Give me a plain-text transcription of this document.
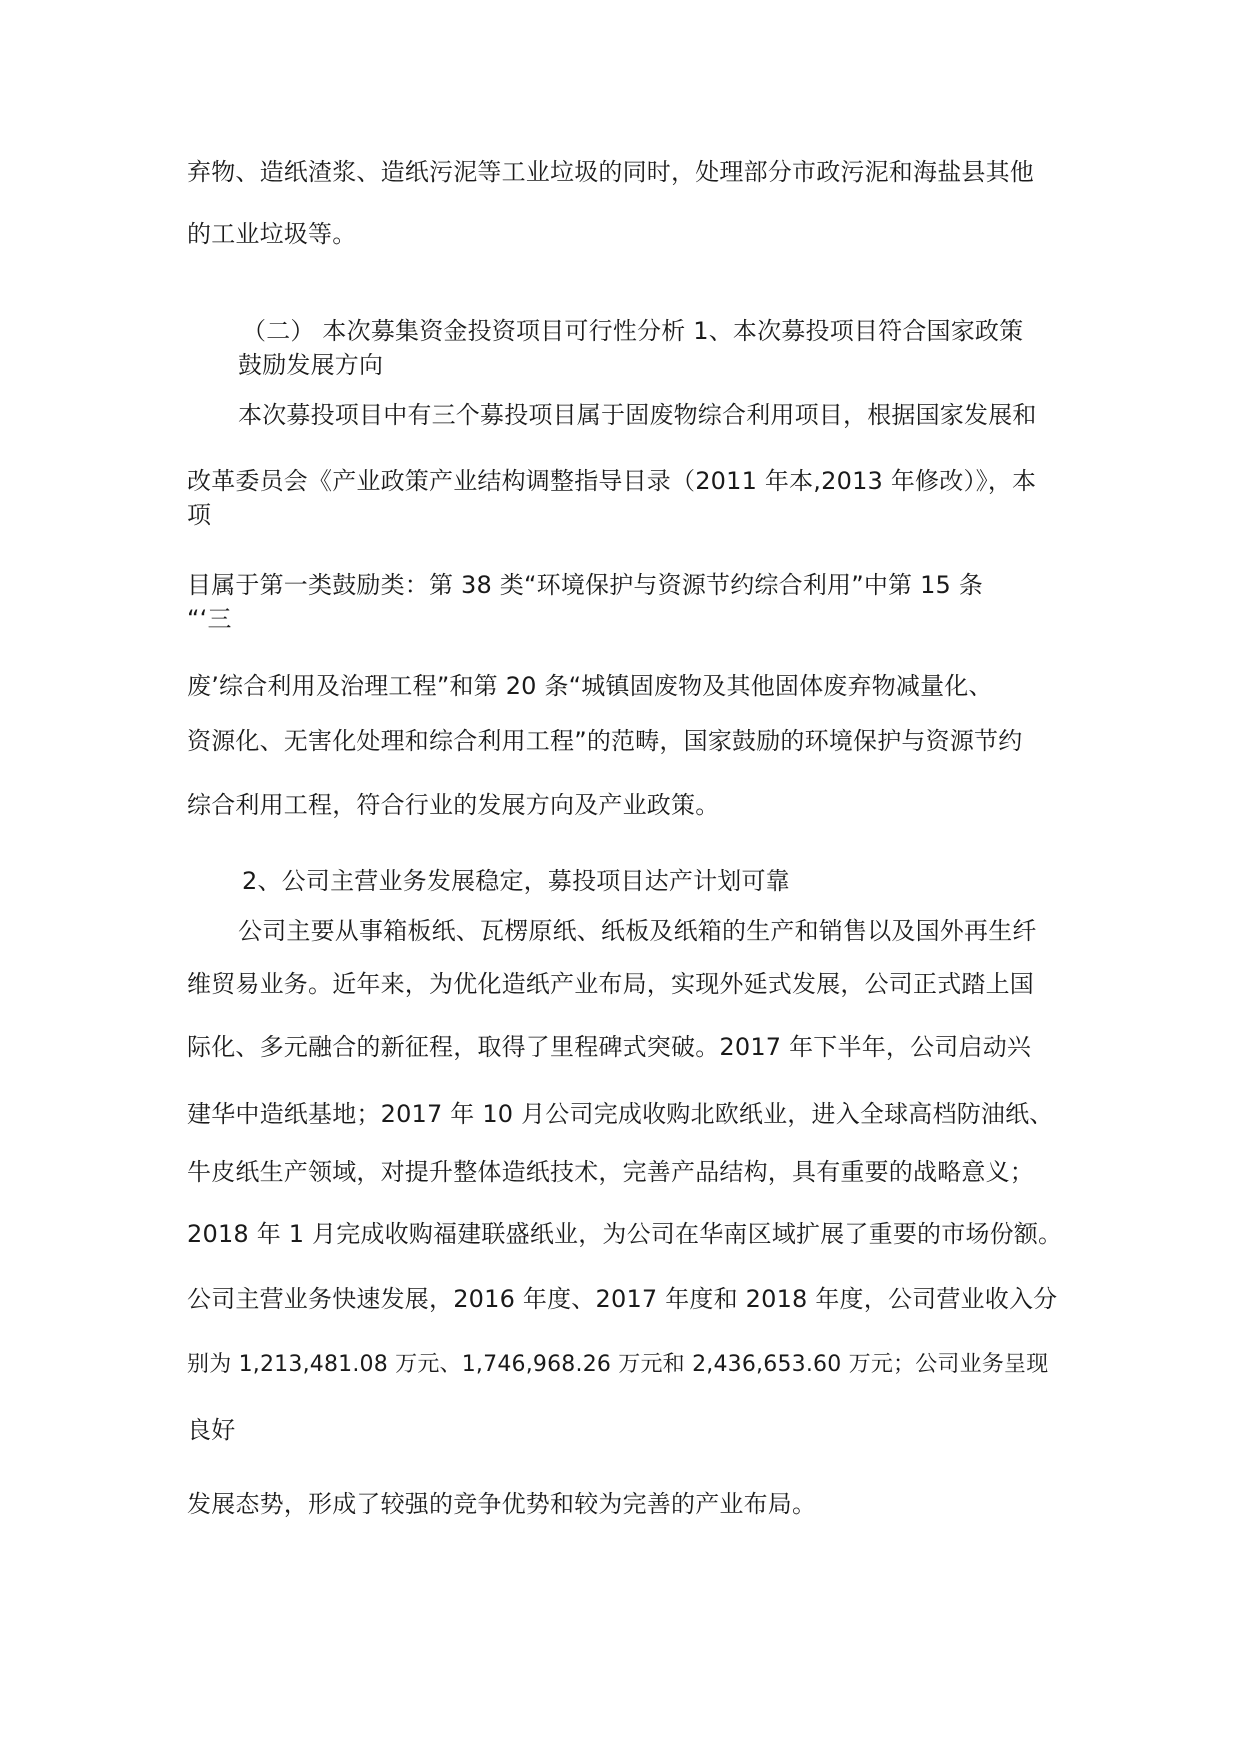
弃物、造纸渣浆、造纸污泥等工业垃圾的同时，处理部分市政污泥和海盐县其他
的工业垃圾等。
（二） 本次募集资金投资项目可行性分析 1、本次募投项目符合国家政策
鼓励发展方向
本次募投项目中有三个募投项目属于固废物综合利用项目，根据国家发展和
改革委员会《产业政策产业结构调整指导目录（2011 年本,2013 年修改）》，本
项
目属于第一类鼓励类：第 38 类“环境保护与资源节约综合利用”中第 15 条
“‘三
废’综合利用及治理工程”和第 20 条“城镇固废物及其他固体废弃物减量化、
资源化、无害化处理和综合利用工程”的范畴，国家鼓励的环境保护与资源节约
综合利用工程，符合行业的发展方向及产业政策。
2、公司主营业务发展稳定，募投项目达产计划可靠
公司主要从事箱板纸、瓦楞原纸、纸板及纸箱的生产和销售以及国外再生纤
维贸易业务。近年来，为优化造纸产业布局，实现外延式发展，公司正式踏上国
际化、多元融合的新征程，取得了里程碑式突破。2017 年下半年，公司启动兴
建华中造纸基地；2017 年 10 月公司完成收购北欧纸业，进入全球高档防油纸、
牛皮纸生产领域，对提升整体造纸技术，完善产品结构，具有重要的战略意义；
2018 年 1 月完成收购福建联盛纸业，为公司在华南区域扩展了重要的市场份额。
公司主营业务快速发展，2016 年度、2017 年度和 2018 年度，公司营业收入分
别为 1,213,481.08 万元、1,746,968.26 万元和 2,436,653.60 万元；公司业务呈现
良好
发展态势，形成了较强的竞争优势和较为完善的产业布局。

The task -
Exactly reproduce each record, leaving out any pictures.

Result -
Give me a plain-text transcription of this document.
弃物、造纸渣浆、造纸污泥等工业垃圾的同时，处理部分市政污泥和海盐县其他
的工业垃圾等。
（二） 本次募集资金投资项目可行性分析 1、本次募投项目符合国家政策
鼓励发展方向
本次募投项目中有三个募投项目属于固废物综合利用项目，根据国家发展和
改革委员会《产业政策产业结构调整指导目录（2011 年本,2013 年修改）》，本
项
目属于第一类鼓励类：第 38 类“环境保护与资源节约综合利用”中第 15 条
“‘三
废’综合利用及治理工程”和第 20 条“城镇固废物及其他固体废弃物减量化、
资源化、无害化处理和综合利用工程”的范畴，国家鼓励的环境保护与资源节约
综合利用工程，符合行业的发展方向及产业政策。
2、公司主营业务发展稳定，募投项目达产计划可靠
公司主要从事箱板纸、瓦楞原纸、纸板及纸箱的生产和销售以及国外再生纤
维贸易业务。近年来，为优化造纸产业布局，实现外延式发展，公司正式踏上国
际化、多元融合的新征程，取得了里程碑式突破。2017 年下半年，公司启动兴
建华中造纸基地；2017 年 10 月公司完成收购北欧纸业，进入全球高档防油纸、
牛皮纸生产领域，对提升整体造纸技术，完善产品结构，具有重要的战略意义；
2018 年 1 月完成收购福建联盛纸业，为公司在华南区域扩展了重要的市场份额。
公司主营业务快速发展，2016 年度、2017 年度和 2018 年度，公司营业收入分
别为 1,213,481.08 万元、1,746,968.26 万元和 2,436,653.60 万元；公司业务呈现
良好
发展态势，形成了较强的竞争优势和较为完善的产业布局。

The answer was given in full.